● **THE EXERCISE**
Collect each line containing "Copy".
┌──
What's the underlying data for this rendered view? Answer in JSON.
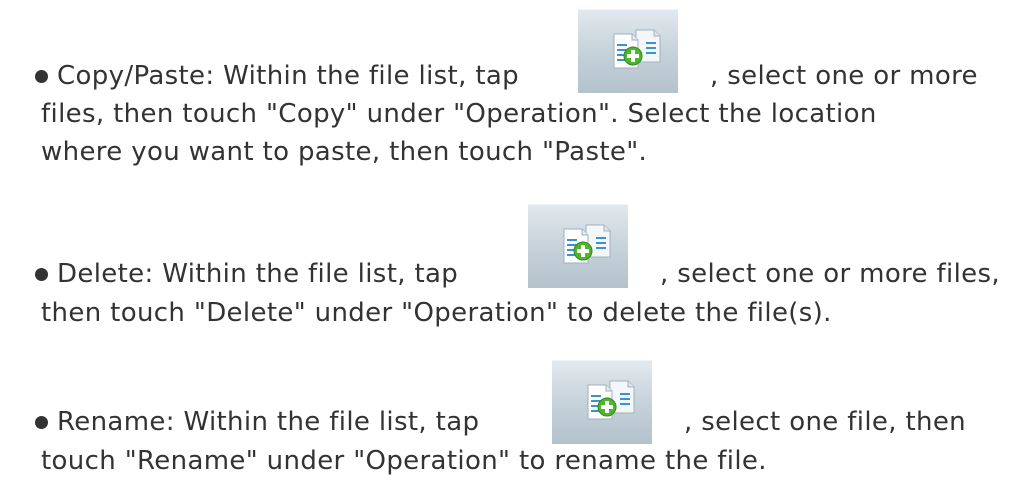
{
  "items": [
    {
      "line1_before": "Copy/Paste: Within the file list, tap",
      "line1_after": ", select one or more",
      "line2": "files, then touch \"Copy\" under \"Operation\". Select the location",
      "line3": "where you want to paste, then touch \"Paste\".",
      "icon": "multi-select-files-icon"
    },
    {
      "line1_before": "Delete: Within the file list, tap",
      "line1_after": ", select one or more files,",
      "line2": "then touch \"Delete\" under \"Operation\" to delete the file(s).",
      "icon": "multi-select-files-icon"
    },
    {
      "line1_before": "Rename: Within the file list, tap",
      "line1_after": ", select one file, then",
      "line2": "touch \"Rename\" under \"Operation\" to rename the file.",
      "icon": "multi-select-files-icon"
    }
  ],
  "colors": {
    "text": "#333333",
    "icon_button_bg": "#c9d4dc",
    "icon_plus": "#5cc43a",
    "icon_doc_lines": "#3d8fd6"
  }
}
└──
● **SOLVED PROBLEM**
      "line1_before": "Copy/Paste: Within the file list, tap",
      "line2": "files, then touch \"Copy\" under \"Operation\". Select the location",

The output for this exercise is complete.